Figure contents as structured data
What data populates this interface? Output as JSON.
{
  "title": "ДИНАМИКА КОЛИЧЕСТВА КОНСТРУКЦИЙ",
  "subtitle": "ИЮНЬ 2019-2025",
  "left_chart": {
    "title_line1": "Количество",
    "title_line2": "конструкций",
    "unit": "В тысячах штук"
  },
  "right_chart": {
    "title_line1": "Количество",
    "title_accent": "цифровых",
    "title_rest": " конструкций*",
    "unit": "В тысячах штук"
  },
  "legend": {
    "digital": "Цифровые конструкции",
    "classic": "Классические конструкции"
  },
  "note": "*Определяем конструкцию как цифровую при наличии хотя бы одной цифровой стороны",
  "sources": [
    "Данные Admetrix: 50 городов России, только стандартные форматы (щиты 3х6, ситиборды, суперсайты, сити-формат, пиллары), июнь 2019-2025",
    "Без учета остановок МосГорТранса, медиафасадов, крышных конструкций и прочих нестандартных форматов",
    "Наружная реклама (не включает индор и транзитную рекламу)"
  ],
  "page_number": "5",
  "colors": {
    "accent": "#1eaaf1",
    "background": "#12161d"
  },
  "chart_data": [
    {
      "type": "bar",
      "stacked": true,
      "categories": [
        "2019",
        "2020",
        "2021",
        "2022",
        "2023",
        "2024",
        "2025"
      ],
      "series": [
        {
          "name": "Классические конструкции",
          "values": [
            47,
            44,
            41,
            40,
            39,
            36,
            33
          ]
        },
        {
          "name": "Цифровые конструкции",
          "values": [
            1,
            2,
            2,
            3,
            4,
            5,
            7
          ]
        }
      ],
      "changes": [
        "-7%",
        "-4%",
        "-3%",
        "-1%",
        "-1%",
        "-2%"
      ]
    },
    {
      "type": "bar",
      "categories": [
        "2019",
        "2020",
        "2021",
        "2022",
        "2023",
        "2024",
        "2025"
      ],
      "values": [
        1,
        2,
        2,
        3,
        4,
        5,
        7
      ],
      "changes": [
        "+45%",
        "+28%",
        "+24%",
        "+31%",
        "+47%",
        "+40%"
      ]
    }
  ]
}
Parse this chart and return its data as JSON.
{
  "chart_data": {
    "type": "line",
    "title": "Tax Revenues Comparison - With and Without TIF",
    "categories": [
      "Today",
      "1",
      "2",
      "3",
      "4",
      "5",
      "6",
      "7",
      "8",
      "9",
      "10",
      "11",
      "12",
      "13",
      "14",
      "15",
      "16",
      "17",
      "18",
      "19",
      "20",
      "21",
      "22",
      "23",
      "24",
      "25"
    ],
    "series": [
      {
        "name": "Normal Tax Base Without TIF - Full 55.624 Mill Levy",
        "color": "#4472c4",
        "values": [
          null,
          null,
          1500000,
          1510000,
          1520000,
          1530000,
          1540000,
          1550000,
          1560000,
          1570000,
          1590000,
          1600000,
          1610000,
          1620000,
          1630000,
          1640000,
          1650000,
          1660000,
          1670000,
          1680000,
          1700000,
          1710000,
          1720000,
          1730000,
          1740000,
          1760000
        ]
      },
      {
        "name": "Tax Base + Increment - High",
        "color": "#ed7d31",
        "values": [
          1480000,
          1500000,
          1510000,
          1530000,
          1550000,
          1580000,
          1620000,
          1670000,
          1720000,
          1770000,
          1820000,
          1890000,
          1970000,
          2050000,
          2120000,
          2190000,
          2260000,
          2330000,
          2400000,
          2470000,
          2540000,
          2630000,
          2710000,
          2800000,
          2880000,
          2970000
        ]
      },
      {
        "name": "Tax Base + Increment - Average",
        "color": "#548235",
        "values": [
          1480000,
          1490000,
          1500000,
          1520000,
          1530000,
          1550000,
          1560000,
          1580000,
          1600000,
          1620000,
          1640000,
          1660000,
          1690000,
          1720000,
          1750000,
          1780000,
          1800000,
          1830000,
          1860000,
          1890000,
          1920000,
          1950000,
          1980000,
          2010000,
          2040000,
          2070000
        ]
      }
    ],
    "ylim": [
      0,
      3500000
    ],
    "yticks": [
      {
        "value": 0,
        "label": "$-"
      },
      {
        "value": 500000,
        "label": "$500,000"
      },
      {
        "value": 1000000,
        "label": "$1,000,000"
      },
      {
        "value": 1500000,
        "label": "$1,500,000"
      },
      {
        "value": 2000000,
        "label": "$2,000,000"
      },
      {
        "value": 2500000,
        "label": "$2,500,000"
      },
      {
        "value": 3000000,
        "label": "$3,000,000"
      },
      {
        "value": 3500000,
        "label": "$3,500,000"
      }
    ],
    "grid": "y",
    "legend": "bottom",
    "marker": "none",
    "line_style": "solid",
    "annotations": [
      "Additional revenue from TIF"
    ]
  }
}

> [WHAT NEEDS TO BE DONE] Each record above must be given again exactly.

> [WRITTEN REPLY]
What data populates this interface? Output as JSON.
{
  "title": "ДИНАМИКА КОЛИЧЕСТВА КОНСТРУКЦИЙ",
  "subtitle": "ИЮНЬ 2019-2025",
  "left_chart": {
    "title_line1": "Количество",
    "title_line2": "конструкций",
    "unit": "В тысячах штук"
  },
  "right_chart": {
    "title_line1": "Количество",
    "title_accent": "цифровых",
    "title_rest": " конструкций*",
    "unit": "В тысячах штук"
  },
  "legend": {
    "digital": "Цифровые конструкции",
    "classic": "Классические конструкции"
  },
  "note": "*Определяем конструкцию как цифровую при наличии хотя бы одной цифровой стороны",
  "sources": [
    "Данные Admetrix: 50 городов России, только стандартные форматы (щиты 3х6, ситиборды, суперсайты, сити-формат, пиллары), июнь 2019-2025",
    "Без учета остановок МосГорТранса, медиафасадов, крышных конструкций и прочих нестандартных форматов",
    "Наружная реклама (не включает индор и транзитную рекламу)"
  ],
  "page_number": "5",
  "colors": {
    "accent": "#1eaaf1",
    "background": "#12161d"
  },
  "chart_data": [
    {
      "type": "bar",
      "stacked": true,
      "categories": [
        "2019",
        "2020",
        "2021",
        "2022",
        "2023",
        "2024",
        "2025"
      ],
      "series": [
        {
          "name": "Классические конструкции",
          "values": [
            47,
            44,
            41,
            40,
            39,
            36,
            33
          ]
        },
        {
          "name": "Цифровые конструкции",
          "values": [
            1,
            2,
            2,
            3,
            4,
            5,
            7
          ]
        }
      ],
      "changes": [
        "-7%",
        "-4%",
        "-3%",
        "-1%",
        "-1%",
        "-2%"
      ]
    },
    {
      "type": "bar",
      "categories": [
        "2019",
        "2020",
        "2021",
        "2022",
        "2023",
        "2024",
        "2025"
      ],
      "values": [
        1,
        2,
        2,
        3,
        4,
        5,
        7
      ],
      "changes": [
        "+45%",
        "+28%",
        "+24%",
        "+31%",
        "+47%",
        "+40%"
      ]
    }
  ]
}
Parse this chart and return its data as JSON.
{
  "chart_data": {
    "type": "line",
    "title": "Tax Revenues Comparison - With and Without TIF",
    "categories": [
      "Today",
      "1",
      "2",
      "3",
      "4",
      "5",
      "6",
      "7",
      "8",
      "9",
      "10",
      "11",
      "12",
      "13",
      "14",
      "15",
      "16",
      "17",
      "18",
      "19",
      "20",
      "21",
      "22",
      "23",
      "24",
      "25"
    ],
    "series": [
      {
        "name": "Normal Tax Base Without TIF - Full 55.624 Mill Levy",
        "color": "#4472c4",
        "values": [
          null,
          null,
          1500000,
          1510000,
          1520000,
          1530000,
          1540000,
          1550000,
          1560000,
          1570000,
          1590000,
          1600000,
          1610000,
          1620000,
          1630000,
          1640000,
          1650000,
          1660000,
          1670000,
          1680000,
          1700000,
          1710000,
          1720000,
          1730000,
          1740000,
          1760000
        ]
      },
      {
        "name": "Tax Base + Increment - High",
        "color": "#ed7d31",
        "values": [
          1480000,
          1500000,
          1510000,
          1530000,
          1550000,
          1580000,
          1620000,
          1670000,
          1720000,
          1770000,
          1820000,
          1890000,
          1970000,
          2050000,
          2120000,
          2190000,
          2260000,
          2330000,
          2400000,
          2470000,
          2540000,
          2630000,
          2710000,
          2800000,
          2880000,
          2970000
        ]
      },
      {
        "name": "Tax Base + Increment - Average",
        "color": "#548235",
        "values": [
          1480000,
          1490000,
          1500000,
          1520000,
          1530000,
          1550000,
          1560000,
          1580000,
          1600000,
          1620000,
          1640000,
          1660000,
          1690000,
          1720000,
          1750000,
          1780000,
          1800000,
          1830000,
          1860000,
          1890000,
          1920000,
          1950000,
          1980000,
          2010000,
          2040000,
          2070000
        ]
      }
    ],
    "ylim": [
      0,
      3500000
    ],
    "yticks": [
      {
        "value": 0,
        "label": "$-"
      },
      {
        "value": 500000,
        "label": "$500,000"
      },
      {
        "value": 1000000,
        "label": "$1,000,000"
      },
      {
        "value": 1500000,
        "label": "$1,500,000"
      },
      {
        "value": 2000000,
        "label": "$2,000,000"
      },
      {
        "value": 2500000,
        "label": "$2,500,000"
      },
      {
        "value": 3000000,
        "label": "$3,000,000"
      },
      {
        "value": 3500000,
        "label": "$3,500,000"
      }
    ],
    "grid": "y",
    "legend": "bottom",
    "marker": "none",
    "line_style": "solid",
    "annotations": [
      "Additional revenue from TIF"
    ]
  }
}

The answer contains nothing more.